begin DATA ENTRIES

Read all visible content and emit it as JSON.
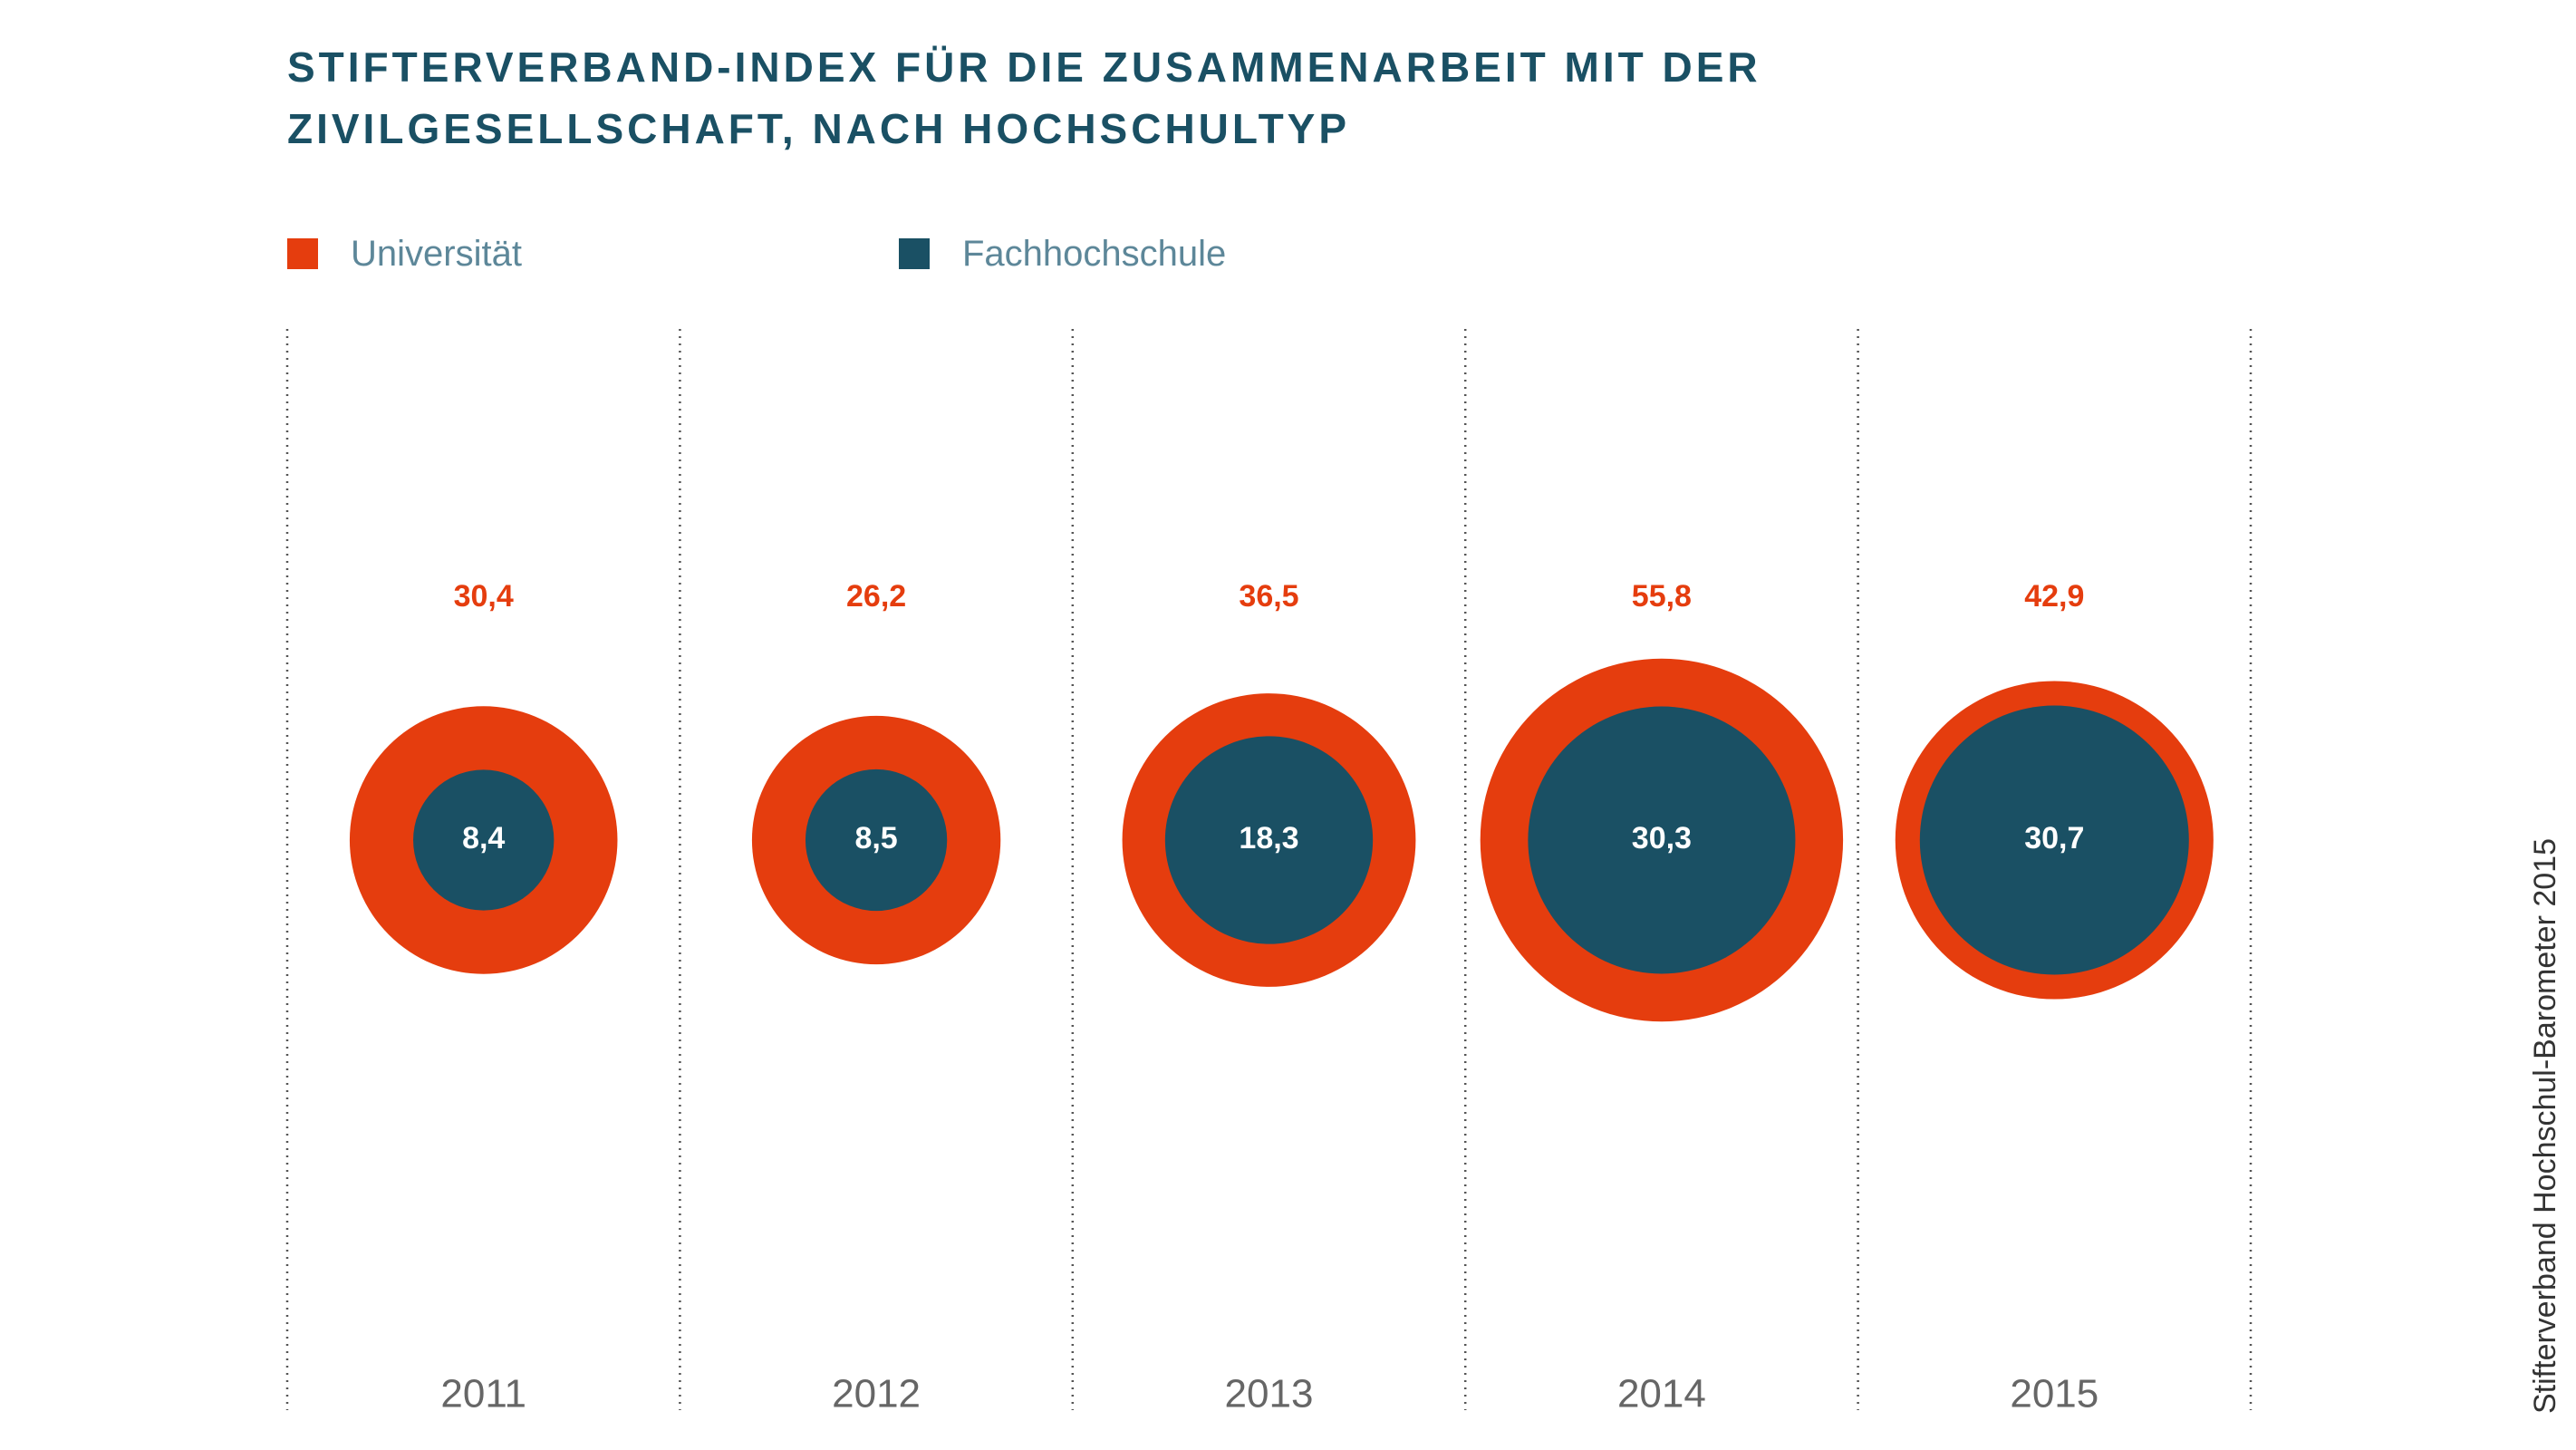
{
  "chart_data": {
    "type": "bubble",
    "title": "STIFTERVERBAND-INDEX FÜR DIE ZUSAMMENARBEIT MIT DER ZIVILGESELLSCHAFT, NACH HOCHSCHULTYP",
    "title_lines": [
      "STIFTERVERBAND-INDEX FÜR DIE ZUSAMMENARBEIT MIT DER",
      "ZIVILGESELLSCHAFT, NACH HOCHSCHULTYP"
    ],
    "categories": [
      "2011",
      "2012",
      "2013",
      "2014",
      "2015"
    ],
    "series": [
      {
        "name": "Universität",
        "color": "#e53d0e",
        "values": [
          30.4,
          26.2,
          36.5,
          55.8,
          42.9
        ],
        "labels": [
          "30,4",
          "26,2",
          "36,5",
          "55,8",
          "42,9"
        ]
      },
      {
        "name": "Fachhochschule",
        "color": "#1a5064",
        "values": [
          8.4,
          8.5,
          18.3,
          30.3,
          30.7
        ],
        "labels": [
          "8,4",
          "8,5",
          "18,3",
          "30,3",
          "30,7"
        ]
      }
    ],
    "legend_position": "top-left",
    "grid": "dotted vertical separators",
    "source": "Stifterverband Hochschul-Barometer 2015"
  }
}
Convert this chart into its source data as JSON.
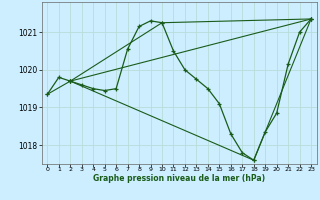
{
  "xlabel": "Graphe pression niveau de la mer (hPa)",
  "background_color": "#cceeff",
  "grid_color": "#b8ddd8",
  "line_color": "#1a5c1a",
  "xlim": [
    -0.5,
    23.5
  ],
  "ylim": [
    1017.5,
    1021.8
  ],
  "xticks": [
    0,
    1,
    2,
    3,
    4,
    5,
    6,
    7,
    8,
    9,
    10,
    11,
    12,
    13,
    14,
    15,
    16,
    17,
    18,
    19,
    20,
    21,
    22,
    23
  ],
  "yticks": [
    1018,
    1019,
    1020,
    1021
  ],
  "series": [
    {
      "x": [
        0,
        1,
        2,
        3,
        4,
        5,
        6,
        7,
        8,
        9,
        10,
        11,
        12,
        13,
        14,
        15,
        16,
        17,
        18,
        19,
        20,
        21,
        22,
        23
      ],
      "y": [
        1019.35,
        1019.8,
        1019.7,
        1019.6,
        1019.5,
        1019.45,
        1019.5,
        1020.55,
        1021.15,
        1021.3,
        1021.25,
        1020.5,
        1020.0,
        1019.75,
        1019.5,
        1019.1,
        1018.3,
        1017.8,
        1017.6,
        1018.35,
        1018.85,
        1020.15,
        1021.0,
        1021.35
      ]
    },
    {
      "x": [
        0,
        2,
        23
      ],
      "y": [
        1019.35,
        1019.7,
        1021.35
      ]
    },
    {
      "x": [
        2,
        10,
        23
      ],
      "y": [
        1019.7,
        1021.25,
        1021.35
      ]
    },
    {
      "x": [
        2,
        18,
        23
      ],
      "y": [
        1019.7,
        1017.6,
        1021.35
      ]
    }
  ]
}
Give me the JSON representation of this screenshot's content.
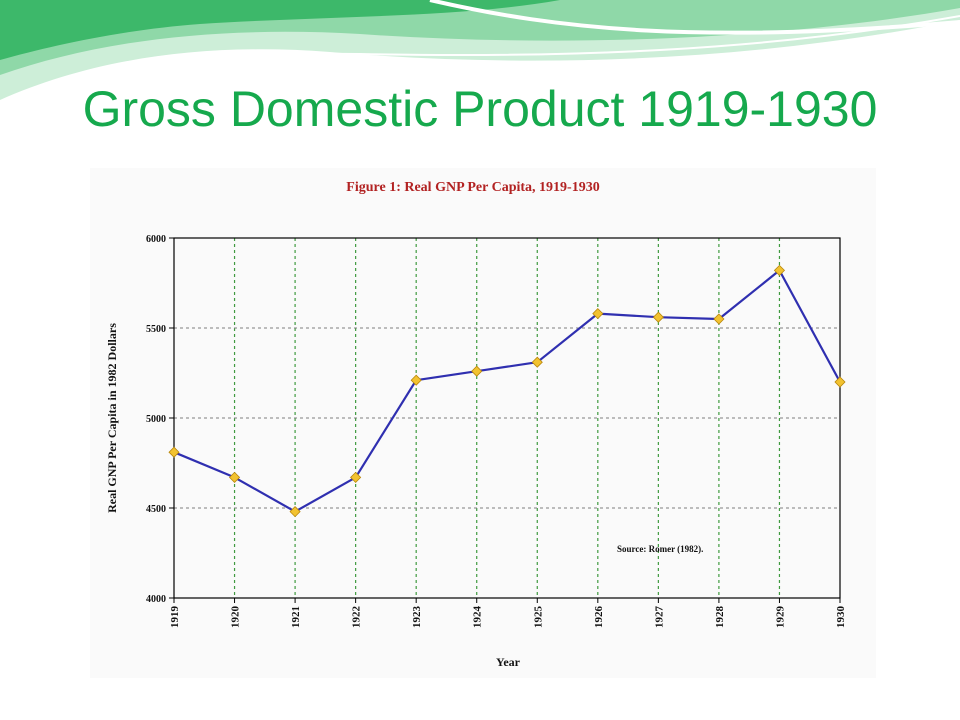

end DATA ENTRIES

== WHAT IS REQUIRED ==
All of the data above should be quoted exactly, except for the pictures.

== IN RESPONSE ==
Read all visible content and emit it as JSON.
{
  "chart_data": {
    "type": "bubble",
    "title": "STIFTERVERBAND-INDEX FÜR DIE ZUSAMMENARBEIT MIT DER ZIVILGESELLSCHAFT, NACH HOCHSCHULTYP",
    "title_lines": [
      "STIFTERVERBAND-INDEX FÜR DIE ZUSAMMENARBEIT MIT DER",
      "ZIVILGESELLSCHAFT, NACH HOCHSCHULTYP"
    ],
    "categories": [
      "2011",
      "2012",
      "2013",
      "2014",
      "2015"
    ],
    "series": [
      {
        "name": "Universität",
        "color": "#e53d0e",
        "values": [
          30.4,
          26.2,
          36.5,
          55.8,
          42.9
        ],
        "labels": [
          "30,4",
          "26,2",
          "36,5",
          "55,8",
          "42,9"
        ]
      },
      {
        "name": "Fachhochschule",
        "color": "#1a5064",
        "values": [
          8.4,
          8.5,
          18.3,
          30.3,
          30.7
        ],
        "labels": [
          "8,4",
          "8,5",
          "18,3",
          "30,3",
          "30,7"
        ]
      }
    ],
    "legend_position": "top-left",
    "grid": "dotted vertical separators",
    "source": "Stifterverband Hochschul-Barometer 2015"
  }
}
Convert this chart into its source data as JSON.
{
  "xlabel": "Graphe pression niveau de la mer (hPa)",
  "background_color": "#cceeff",
  "grid_color": "#b8ddd8",
  "line_color": "#1a5c1a",
  "xlim": [
    -0.5,
    23.5
  ],
  "ylim": [
    1017.5,
    1021.8
  ],
  "xticks": [
    0,
    1,
    2,
    3,
    4,
    5,
    6,
    7,
    8,
    9,
    10,
    11,
    12,
    13,
    14,
    15,
    16,
    17,
    18,
    19,
    20,
    21,
    22,
    23
  ],
  "yticks": [
    1018,
    1019,
    1020,
    1021
  ],
  "series": [
    {
      "x": [
        0,
        1,
        2,
        3,
        4,
        5,
        6,
        7,
        8,
        9,
        10,
        11,
        12,
        13,
        14,
        15,
        16,
        17,
        18,
        19,
        20,
        21,
        22,
        23
      ],
      "y": [
        1019.35,
        1019.8,
        1019.7,
        1019.6,
        1019.5,
        1019.45,
        1019.5,
        1020.55,
        1021.15,
        1021.3,
        1021.25,
        1020.5,
        1020.0,
        1019.75,
        1019.5,
        1019.1,
        1018.3,
        1017.8,
        1017.6,
        1018.35,
        1018.85,
        1020.15,
        1021.0,
        1021.35
      ]
    },
    {
      "x": [
        0,
        2,
        23
      ],
      "y": [
        1019.35,
        1019.7,
        1021.35
      ]
    },
    {
      "x": [
        2,
        10,
        23
      ],
      "y": [
        1019.7,
        1021.25,
        1021.35
      ]
    },
    {
      "x": [
        2,
        18,
        23
      ],
      "y": [
        1019.7,
        1017.6,
        1021.35
      ]
    }
  ]
}
Give me the JSON representation of this screenshot's content.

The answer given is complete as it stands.